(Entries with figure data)
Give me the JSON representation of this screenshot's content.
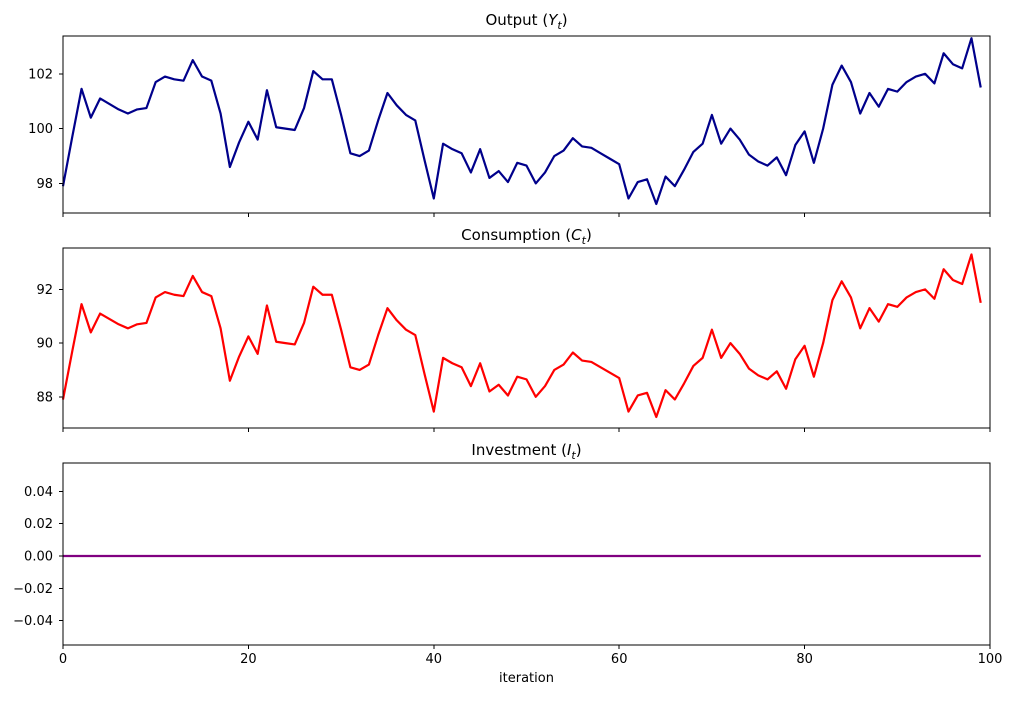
{
  "figure": {
    "background": "#ffffff",
    "xlabel": "iteration",
    "text_color": "#000000",
    "spine_color": "#000000"
  },
  "chart_data": [
    {
      "type": "line",
      "name": "output",
      "title_prefix": "Output (",
      "title_symbol": "Y",
      "title_subscript": "t",
      "title_suffix": ")",
      "line_color": "#00008B",
      "x_start": 0,
      "x_step": 1,
      "values": [
        97.9,
        99.7,
        101.45,
        100.4,
        101.1,
        100.9,
        100.7,
        100.55,
        100.7,
        100.75,
        101.7,
        101.9,
        101.8,
        101.75,
        102.5,
        101.9,
        101.75,
        100.55,
        98.6,
        99.5,
        100.25,
        99.6,
        101.4,
        100.05,
        100.0,
        99.95,
        100.75,
        102.1,
        101.8,
        101.8,
        100.5,
        99.1,
        99.0,
        99.2,
        100.3,
        101.3,
        100.85,
        100.5,
        100.3,
        98.85,
        97.45,
        99.45,
        99.25,
        99.1,
        98.4,
        99.25,
        98.2,
        98.45,
        98.05,
        98.75,
        98.65,
        98.0,
        98.4,
        99.0,
        99.2,
        99.65,
        99.35,
        99.3,
        99.1,
        98.9,
        98.7,
        97.45,
        98.05,
        98.15,
        97.25,
        98.25,
        97.9,
        98.5,
        99.15,
        99.45,
        100.5,
        99.45,
        100.0,
        99.6,
        99.05,
        98.8,
        98.65,
        98.95,
        98.3,
        99.4,
        99.9,
        98.75,
        100.0,
        101.6,
        102.3,
        101.7,
        100.55,
        101.3,
        100.8,
        101.45,
        101.35,
        101.7,
        101.9,
        102.0,
        101.65,
        102.75,
        102.35,
        102.2,
        103.3,
        101.5
      ],
      "xlim": [
        0,
        100
      ],
      "ylim": [
        96.92,
        103.38
      ],
      "yticks": [
        98,
        100,
        102
      ],
      "ytick_labels": [
        "98",
        "100",
        "102"
      ],
      "xticks": [
        0,
        20,
        40,
        60,
        80,
        100
      ],
      "xtick_labels": [
        "0",
        "20",
        "40",
        "60",
        "80",
        "100"
      ],
      "show_xtick_labels": false,
      "grid": false,
      "legend": null
    },
    {
      "type": "line",
      "name": "consumption",
      "title_prefix": "Consumption (",
      "title_symbol": "C",
      "title_subscript": "t",
      "title_suffix": ")",
      "line_color": "#FF0000",
      "x_start": 0,
      "x_step": 1,
      "values": [
        87.9,
        89.7,
        91.45,
        90.4,
        91.1,
        90.9,
        90.7,
        90.55,
        90.7,
        90.75,
        91.7,
        91.9,
        91.8,
        91.75,
        92.5,
        91.9,
        91.75,
        90.55,
        88.6,
        89.5,
        90.25,
        89.6,
        91.4,
        90.05,
        90.0,
        89.95,
        90.75,
        92.1,
        91.8,
        91.8,
        90.5,
        89.1,
        89.0,
        89.2,
        90.3,
        91.3,
        90.85,
        90.5,
        90.3,
        88.85,
        87.45,
        89.45,
        89.25,
        89.1,
        88.4,
        89.25,
        88.2,
        88.45,
        88.05,
        88.75,
        88.65,
        88.0,
        88.4,
        89.0,
        89.2,
        89.65,
        89.35,
        89.3,
        89.1,
        88.9,
        88.7,
        87.45,
        88.05,
        88.15,
        87.25,
        88.25,
        87.9,
        88.5,
        89.15,
        89.45,
        90.5,
        89.45,
        90.0,
        89.6,
        89.05,
        88.8,
        88.65,
        88.95,
        88.3,
        89.4,
        89.9,
        88.75,
        90.0,
        91.6,
        92.3,
        91.7,
        90.55,
        91.3,
        90.8,
        91.45,
        91.35,
        91.7,
        91.9,
        92.0,
        91.65,
        92.75,
        92.35,
        92.2,
        93.3,
        91.5
      ],
      "xlim": [
        0,
        100
      ],
      "ylim": [
        86.84,
        93.54
      ],
      "yticks": [
        88,
        90,
        92
      ],
      "ytick_labels": [
        "88",
        "90",
        "92"
      ],
      "xticks": [
        0,
        20,
        40,
        60,
        80,
        100
      ],
      "xtick_labels": [
        "0",
        "20",
        "40",
        "60",
        "80",
        "100"
      ],
      "show_xtick_labels": false,
      "grid": false,
      "legend": null
    },
    {
      "type": "line",
      "name": "investment",
      "title_prefix": "Investment (",
      "title_symbol": "I",
      "title_subscript": "t",
      "title_suffix": ")",
      "line_color": "#800080",
      "x_start": 0,
      "x_step": 1,
      "constant_value": 0.0,
      "num_points": 100,
      "xlim": [
        0,
        100
      ],
      "ylim": [
        -0.0551,
        0.0576
      ],
      "yticks": [
        -0.04,
        -0.02,
        0.0,
        0.02,
        0.04
      ],
      "ytick_labels": [
        "−0.04",
        "−0.02",
        "0.00",
        "0.02",
        "0.04"
      ],
      "xticks": [
        0,
        20,
        40,
        60,
        80,
        100
      ],
      "xtick_labels": [
        "0",
        "20",
        "40",
        "60",
        "80",
        "100"
      ],
      "show_xtick_labels": true,
      "grid": false,
      "legend": null
    }
  ]
}
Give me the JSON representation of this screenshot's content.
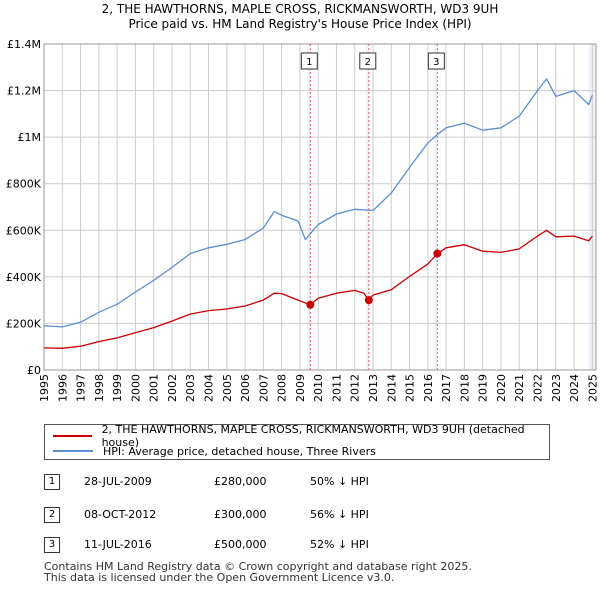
{
  "title_line1": "2, THE HAWTHORNS, MAPLE CROSS, RICKMANSWORTH, WD3 9UH",
  "title_line2": "Price paid vs. HM Land Registry's House Price Index (HPI)",
  "colors": {
    "property": "#cc0000",
    "hpi": "#5b8fd0",
    "shade": "#eef2fb",
    "grid": "#cccccc",
    "vline": "#e06060"
  },
  "legend": [
    {
      "label": "2, THE HAWTHORNS, MAPLE CROSS, RICKMANSWORTH, WD3 9UH (detached house)"
    },
    {
      "label": "HPI: Average price, detached house, Three Rivers"
    }
  ],
  "transactions": [
    {
      "num": "1",
      "date": "28-JUL-2009",
      "price": "£280,000",
      "pct": "50% ↓ HPI"
    },
    {
      "num": "2",
      "date": "08-OCT-2012",
      "price": "£300,000",
      "pct": "56% ↓ HPI"
    },
    {
      "num": "3",
      "date": "11-JUL-2016",
      "price": "£500,000",
      "pct": "52% ↓ HPI"
    }
  ],
  "footer_line1": "Contains HM Land Registry data © Crown copyright and database right 2025.",
  "footer_line2": "This data is licensed under the Open Government Licence v3.0.",
  "chart_data": {
    "type": "line",
    "title": "Price paid vs. HM Land Registry's House Price Index (HPI)",
    "xlabel": "",
    "ylabel": "",
    "xlim": [
      1995,
      2025.2
    ],
    "ylim": [
      0,
      1400000
    ],
    "x_ticks": [
      1995,
      1996,
      1997,
      1998,
      1999,
      2000,
      2001,
      2002,
      2003,
      2004,
      2005,
      2006,
      2007,
      2008,
      2009,
      2010,
      2011,
      2012,
      2013,
      2014,
      2015,
      2016,
      2017,
      2018,
      2019,
      2020,
      2021,
      2022,
      2023,
      2024,
      2025
    ],
    "x_tick_labels": [
      "1995",
      "1996",
      "1997",
      "1998",
      "1999",
      "2000",
      "2001",
      "2002",
      "2003",
      "2004",
      "2005",
      "2006",
      "2007",
      "2008",
      "2009",
      "2010",
      "2011",
      "2012",
      "2013",
      "2014",
      "2015",
      "2016",
      "2017",
      "2018",
      "2019",
      "2020",
      "2021",
      "2022",
      "2023",
      "2024",
      "2025"
    ],
    "y_ticks": [
      0,
      200000,
      400000,
      600000,
      800000,
      1000000,
      1200000,
      1400000
    ],
    "y_tick_labels": [
      "£0",
      "£200K",
      "£400K",
      "£600K",
      "£800K",
      "£1M",
      "£1.2M",
      "£1.4M"
    ],
    "grid": true,
    "series": [
      {
        "name": "2, THE HAWTHORNS, MAPLE CROSS, RICKMANSWORTH, WD3 9UH (detached house)",
        "x": [
          1995,
          1996,
          1997,
          1998,
          1999,
          2000,
          2001,
          2002,
          2003,
          2004,
          2005,
          2006,
          2007,
          2007.6,
          2008,
          2008.9,
          2009.57,
          2010,
          2011,
          2012,
          2012.5,
          2012.77,
          2013,
          2014,
          2015,
          2016,
          2016.52,
          2017,
          2018,
          2019,
          2020,
          2021,
          2022,
          2022.5,
          2023,
          2024,
          2024.8,
          2025
        ],
        "y": [
          95000,
          93000,
          102000,
          122000,
          138000,
          160000,
          182000,
          210000,
          240000,
          255000,
          262000,
          275000,
          300000,
          330000,
          328000,
          300000,
          280000,
          308000,
          330000,
          342000,
          330000,
          300000,
          322000,
          345000,
          402000,
          455000,
          500000,
          525000,
          538000,
          510000,
          505000,
          520000,
          575000,
          600000,
          572000,
          575000,
          555000,
          575000
        ]
      },
      {
        "name": "HPI: Average price, detached house, Three Rivers",
        "x": [
          1995,
          1996,
          1997,
          1998,
          1999,
          2000,
          2001,
          2002,
          2003,
          2004,
          2005,
          2006,
          2007,
          2007.6,
          2008,
          2008.9,
          2009.3,
          2010,
          2011,
          2012,
          2013,
          2014,
          2015,
          2016,
          2016.5,
          2017,
          2018,
          2019,
          2020,
          2021,
          2022,
          2022.5,
          2023,
          2024,
          2024.8,
          2025
        ],
        "y": [
          190000,
          185000,
          205000,
          248000,
          282000,
          335000,
          385000,
          440000,
          500000,
          525000,
          540000,
          560000,
          610000,
          680000,
          665000,
          640000,
          560000,
          625000,
          670000,
          690000,
          685000,
          760000,
          870000,
          975000,
          1010000,
          1040000,
          1060000,
          1030000,
          1040000,
          1090000,
          1200000,
          1250000,
          1175000,
          1200000,
          1140000,
          1180000
        ]
      }
    ],
    "markers": [
      {
        "label": "1",
        "x": 2009.57,
        "y": 280000
      },
      {
        "label": "2",
        "x": 2012.77,
        "y": 300000
      },
      {
        "label": "3",
        "x": 2016.52,
        "y": 500000
      }
    ]
  }
}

> Description of the task
Scan the entries above. Copy each line that has the string "Rivers".

> Response to this exercise
      "label": "HPI: Average price, detached house, Three Rivers"
        "name": "HPI: Average price, detached house, Three Rivers",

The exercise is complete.